• [Directions]: Read the records and write them out again exactly.

-------

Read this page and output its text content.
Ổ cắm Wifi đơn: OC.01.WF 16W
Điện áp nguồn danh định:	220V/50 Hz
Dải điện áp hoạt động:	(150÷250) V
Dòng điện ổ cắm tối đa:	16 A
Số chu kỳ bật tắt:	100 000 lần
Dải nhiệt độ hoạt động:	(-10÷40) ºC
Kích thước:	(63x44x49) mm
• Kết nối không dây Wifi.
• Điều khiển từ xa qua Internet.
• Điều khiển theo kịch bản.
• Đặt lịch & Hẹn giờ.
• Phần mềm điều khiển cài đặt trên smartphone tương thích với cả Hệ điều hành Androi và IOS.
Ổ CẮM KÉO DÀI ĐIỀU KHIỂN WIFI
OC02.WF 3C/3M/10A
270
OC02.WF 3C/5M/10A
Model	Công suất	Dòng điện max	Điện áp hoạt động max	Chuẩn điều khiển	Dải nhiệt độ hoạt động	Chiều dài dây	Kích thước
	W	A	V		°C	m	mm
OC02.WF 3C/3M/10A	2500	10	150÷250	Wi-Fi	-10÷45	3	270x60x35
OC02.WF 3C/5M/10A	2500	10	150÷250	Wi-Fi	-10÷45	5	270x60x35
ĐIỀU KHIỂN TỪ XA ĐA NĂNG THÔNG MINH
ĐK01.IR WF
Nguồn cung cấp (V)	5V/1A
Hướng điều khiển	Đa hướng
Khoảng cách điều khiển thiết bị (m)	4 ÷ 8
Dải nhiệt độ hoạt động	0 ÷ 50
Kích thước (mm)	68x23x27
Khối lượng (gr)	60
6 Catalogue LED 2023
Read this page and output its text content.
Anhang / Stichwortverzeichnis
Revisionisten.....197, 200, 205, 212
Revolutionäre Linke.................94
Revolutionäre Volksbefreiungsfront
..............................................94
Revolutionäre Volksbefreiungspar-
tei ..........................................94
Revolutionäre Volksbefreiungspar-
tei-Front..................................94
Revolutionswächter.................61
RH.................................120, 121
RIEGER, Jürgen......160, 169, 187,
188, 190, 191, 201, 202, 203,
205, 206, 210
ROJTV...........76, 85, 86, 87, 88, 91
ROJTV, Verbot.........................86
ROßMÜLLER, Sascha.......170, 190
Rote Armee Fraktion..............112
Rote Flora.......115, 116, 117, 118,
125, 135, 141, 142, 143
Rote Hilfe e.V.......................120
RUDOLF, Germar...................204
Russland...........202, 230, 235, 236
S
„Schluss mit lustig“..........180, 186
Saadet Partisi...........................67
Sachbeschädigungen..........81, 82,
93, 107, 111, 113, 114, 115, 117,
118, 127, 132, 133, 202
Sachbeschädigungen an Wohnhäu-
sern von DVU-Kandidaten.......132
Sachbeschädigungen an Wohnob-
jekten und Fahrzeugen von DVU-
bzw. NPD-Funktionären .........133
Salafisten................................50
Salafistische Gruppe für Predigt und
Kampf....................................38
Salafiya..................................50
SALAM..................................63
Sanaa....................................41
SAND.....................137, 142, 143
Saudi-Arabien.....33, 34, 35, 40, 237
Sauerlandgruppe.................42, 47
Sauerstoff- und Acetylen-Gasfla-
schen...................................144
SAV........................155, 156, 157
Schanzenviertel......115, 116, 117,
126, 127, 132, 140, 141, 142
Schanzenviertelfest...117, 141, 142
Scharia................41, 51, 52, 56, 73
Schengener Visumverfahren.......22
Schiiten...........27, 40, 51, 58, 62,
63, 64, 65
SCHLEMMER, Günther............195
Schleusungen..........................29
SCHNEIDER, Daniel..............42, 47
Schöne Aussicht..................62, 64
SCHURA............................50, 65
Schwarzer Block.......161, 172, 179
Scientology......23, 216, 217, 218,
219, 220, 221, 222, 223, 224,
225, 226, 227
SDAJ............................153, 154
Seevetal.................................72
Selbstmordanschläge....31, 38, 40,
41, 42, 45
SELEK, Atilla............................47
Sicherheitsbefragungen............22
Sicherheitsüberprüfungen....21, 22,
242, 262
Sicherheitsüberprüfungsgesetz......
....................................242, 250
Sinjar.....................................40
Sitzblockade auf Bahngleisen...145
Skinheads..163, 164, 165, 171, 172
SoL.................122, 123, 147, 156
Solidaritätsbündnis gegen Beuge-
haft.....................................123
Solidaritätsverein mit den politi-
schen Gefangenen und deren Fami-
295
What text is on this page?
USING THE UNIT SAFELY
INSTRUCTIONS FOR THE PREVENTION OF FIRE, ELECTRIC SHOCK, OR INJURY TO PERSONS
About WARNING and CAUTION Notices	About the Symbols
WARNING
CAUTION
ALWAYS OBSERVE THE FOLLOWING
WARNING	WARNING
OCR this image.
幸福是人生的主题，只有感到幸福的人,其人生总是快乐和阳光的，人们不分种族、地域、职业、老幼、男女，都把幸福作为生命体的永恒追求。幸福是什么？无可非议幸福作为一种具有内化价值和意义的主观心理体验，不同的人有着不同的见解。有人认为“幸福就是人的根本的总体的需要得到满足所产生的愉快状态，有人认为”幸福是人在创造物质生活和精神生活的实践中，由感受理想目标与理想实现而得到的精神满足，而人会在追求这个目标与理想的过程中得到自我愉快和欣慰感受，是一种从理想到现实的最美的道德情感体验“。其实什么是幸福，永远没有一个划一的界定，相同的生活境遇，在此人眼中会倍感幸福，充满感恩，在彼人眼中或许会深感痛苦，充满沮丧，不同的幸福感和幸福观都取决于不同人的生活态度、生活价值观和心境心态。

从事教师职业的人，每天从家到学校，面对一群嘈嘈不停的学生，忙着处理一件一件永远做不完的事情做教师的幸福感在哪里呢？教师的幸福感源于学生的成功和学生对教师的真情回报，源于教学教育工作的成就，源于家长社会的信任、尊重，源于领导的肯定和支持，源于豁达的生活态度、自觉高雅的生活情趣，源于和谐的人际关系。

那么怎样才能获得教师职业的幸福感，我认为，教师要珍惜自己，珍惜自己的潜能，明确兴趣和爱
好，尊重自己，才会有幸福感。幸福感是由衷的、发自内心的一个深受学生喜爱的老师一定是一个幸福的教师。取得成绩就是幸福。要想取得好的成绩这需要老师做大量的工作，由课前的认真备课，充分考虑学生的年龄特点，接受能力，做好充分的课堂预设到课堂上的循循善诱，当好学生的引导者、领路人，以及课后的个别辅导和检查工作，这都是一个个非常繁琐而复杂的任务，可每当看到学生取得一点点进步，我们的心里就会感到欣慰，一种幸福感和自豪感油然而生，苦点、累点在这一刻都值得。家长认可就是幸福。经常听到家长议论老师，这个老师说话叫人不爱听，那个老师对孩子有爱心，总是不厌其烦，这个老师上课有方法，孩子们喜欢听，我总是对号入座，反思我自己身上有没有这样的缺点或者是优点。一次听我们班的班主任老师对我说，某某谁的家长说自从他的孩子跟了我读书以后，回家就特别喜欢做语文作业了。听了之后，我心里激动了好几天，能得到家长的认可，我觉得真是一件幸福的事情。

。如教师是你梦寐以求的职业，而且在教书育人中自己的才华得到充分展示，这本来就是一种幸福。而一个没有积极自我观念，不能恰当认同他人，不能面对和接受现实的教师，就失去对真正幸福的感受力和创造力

-------

• [Final answer]:
Read this page and output its text content.
Ổ cắm Wifi đơn: OC.01.WF 16W
Điện áp nguồn danh định:	220V/50 Hz
Dải điện áp hoạt động:	(150÷250) V
Dòng điện ổ cắm tối đa:	16 A
Số chu kỳ bật tắt:	100 000 lần
Dải nhiệt độ hoạt động:	(-10÷40) ºC
Kích thước:	(63x44x49) mm
• Kết nối không dây Wifi.
• Điều khiển từ xa qua Internet.
• Điều khiển theo kịch bản.
• Đặt lịch & Hẹn giờ.
• Phần mềm điều khiển cài đặt trên smartphone tương thích với cả Hệ điều hành Androi và IOS.
Ổ CẮM KÉO DÀI ĐIỀU KHIỂN WIFI
OC02.WF 3C/3M/10A
270
OC02.WF 3C/5M/10A
Model	Công suất	Dòng điện max	Điện áp hoạt động max	Chuẩn điều khiển	Dải nhiệt độ hoạt động	Chiều dài dây	Kích thước
	W	A	V		°C	m	mm
OC02.WF 3C/3M/10A	2500	10	150÷250	Wi-Fi	-10÷45	3	270x60x35
OC02.WF 3C/5M/10A	2500	10	150÷250	Wi-Fi	-10÷45	5	270x60x35
ĐIỀU KHIỂN TỪ XA ĐA NĂNG THÔNG MINH
ĐK01.IR WF
Nguồn cung cấp (V)	5V/1A
Hướng điều khiển	Đa hướng
Khoảng cách điều khiển thiết bị (m)	4 ÷ 8
Dải nhiệt độ hoạt động	0 ÷ 50
Kích thước (mm)	68x23x27
Khối lượng (gr)	60
6 Catalogue LED 2023
Read this page and output its text content.
Anhang / Stichwortverzeichnis
Revisionisten.....197, 200, 205, 212
Revolutionäre Linke.................94
Revolutionäre Volksbefreiungsfront
..............................................94
Revolutionäre Volksbefreiungspar-
tei ..........................................94
Revolutionäre Volksbefreiungspar-
tei-Front..................................94
Revolutionswächter.................61
RH.................................120, 121
RIEGER, Jürgen......160, 169, 187,
188, 190, 191, 201, 202, 203,
205, 206, 210
ROJTV...........76, 85, 86, 87, 88, 91
ROJTV, Verbot.........................86
ROßMÜLLER, Sascha.......170, 190
Rote Armee Fraktion..............112
Rote Flora.......115, 116, 117, 118,
125, 135, 141, 142, 143
Rote Hilfe e.V.......................120
RUDOLF, Germar...................204
Russland...........202, 230, 235, 236
S
„Schluss mit lustig“..........180, 186
Saadet Partisi...........................67
Sachbeschädigungen..........81, 82,
93, 107, 111, 113, 114, 115, 117,
118, 127, 132, 133, 202
Sachbeschädigungen an Wohnhäu-
sern von DVU-Kandidaten.......132
Sachbeschädigungen an Wohnob-
jekten und Fahrzeugen von DVU-
bzw. NPD-Funktionären .........133
Salafisten................................50
Salafistische Gruppe für Predigt und
Kampf....................................38
Salafiya..................................50
SALAM..................................63
Sanaa....................................41
SAND.....................137, 142, 143
Saudi-Arabien.....33, 34, 35, 40, 237
Sauerlandgruppe.................42, 47
Sauerstoff- und Acetylen-Gasfla-
schen...................................144
SAV........................155, 156, 157
Schanzenviertel......115, 116, 117,
126, 127, 132, 140, 141, 142
Schanzenviertelfest...117, 141, 142
Scharia................41, 51, 52, 56, 73
Schengener Visumverfahren.......22
Schiiten...........27, 40, 51, 58, 62,
63, 64, 65
SCHLEMMER, Günther............195
Schleusungen..........................29
SCHNEIDER, Daniel..............42, 47
Schöne Aussicht..................62, 64
SCHURA............................50, 65
Schwarzer Block.......161, 172, 179
Scientology......23, 216, 217, 218,
219, 220, 221, 222, 223, 224,
225, 226, 227
SDAJ............................153, 154
Seevetal.................................72
Selbstmordanschläge....31, 38, 40,
41, 42, 45
SELEK, Atilla............................47
Sicherheitsbefragungen............22
Sicherheitsüberprüfungen....21, 22,
242, 262
Sicherheitsüberprüfungsgesetz......
....................................242, 250
Sinjar.....................................40
Sitzblockade auf Bahngleisen...145
Skinheads..163, 164, 165, 171, 172
SoL.................122, 123, 147, 156
Solidaritätsbündnis gegen Beuge-
haft.....................................123
Solidaritätsverein mit den politi-
schen Gefangenen und deren Fami-
295
What text is on this page?
USING THE UNIT SAFELY
INSTRUCTIONS FOR THE PREVENTION OF FIRE, ELECTRIC SHOCK, OR INJURY TO PERSONS
About WARNING and CAUTION Notices	About the Symbols
WARNING
CAUTION
ALWAYS OBSERVE THE FOLLOWING
WARNING	WARNING
OCR this image.
幸福是人生的主题，只有感到幸福的人,其人生总是快乐和阳光的，人们不分种族、地域、职业、老幼、男女，都把幸福作为生命体的永恒追求。幸福是什么？无可非议幸福作为一种具有内化价值和意义的主观心理体验，不同的人有着不同的见解。有人认为“幸福就是人的根本的总体的需要得到满足所产生的愉快状态，有人认为”幸福是人在创造物质生活和精神生活的实践中，由感受理想目标与理想实现而得到的精神满足，而人会在追求这个目标与理想的过程中得到自我愉快和欣慰感受，是一种从理想到现实的最美的道德情感体验“。其实什么是幸福，永远没有一个划一的界定，相同的生活境遇，在此人眼中会倍感幸福，充满感恩，在彼人眼中或许会深感痛苦，充满沮丧，不同的幸福感和幸福观都取决于不同人的生活态度、生活价值观和心境心态。

从事教师职业的人，每天从家到学校，面对一群嘈嘈不停的学生，忙着处理一件一件永远做不完的事情做教师的幸福感在哪里呢？教师的幸福感源于学生的成功和学生对教师的真情回报，源于教学教育工作的成就，源于家长社会的信任、尊重，源于领导的肯定和支持，源于豁达的生活态度、自觉高雅的生活情趣，源于和谐的人际关系。

那么怎样才能获得教师职业的幸福感，我认为，教师要珍惜自己，珍惜自己的潜能，明确兴趣和爱
好，尊重自己，才会有幸福感。幸福感是由衷的、发自内心的一个深受学生喜爱的老师一定是一个幸福的教师。取得成绩就是幸福。要想取得好的成绩这需要老师做大量的工作，由课前的认真备课，充分考虑学生的年龄特点，接受能力，做好充分的课堂预设到课堂上的循循善诱，当好学生的引导者、领路人，以及课后的个别辅导和检查工作，这都是一个个非常繁琐而复杂的任务，可每当看到学生取得一点点进步，我们的心里就会感到欣慰，一种幸福感和自豪感油然而生，苦点、累点在这一刻都值得。家长认可就是幸福。经常听到家长议论老师，这个老师说话叫人不爱听，那个老师对孩子有爱心，总是不厌其烦，这个老师上课有方法，孩子们喜欢听，我总是对号入座，反思我自己身上有没有这样的缺点或者是优点。一次听我们班的班主任老师对我说，某某谁的家长说自从他的孩子跟了我读书以后，回家就特别喜欢做语文作业了。听了之后，我心里激动了好几天，能得到家长的认可，我觉得真是一件幸福的事情。

。如教师是你梦寐以求的职业，而且在教书育人中自己的才华得到充分展示，这本来就是一种幸福。而一个没有积极自我观念，不能恰当认同他人，不能面对和接受现实的教师，就失去对真正幸福的感受力和创造力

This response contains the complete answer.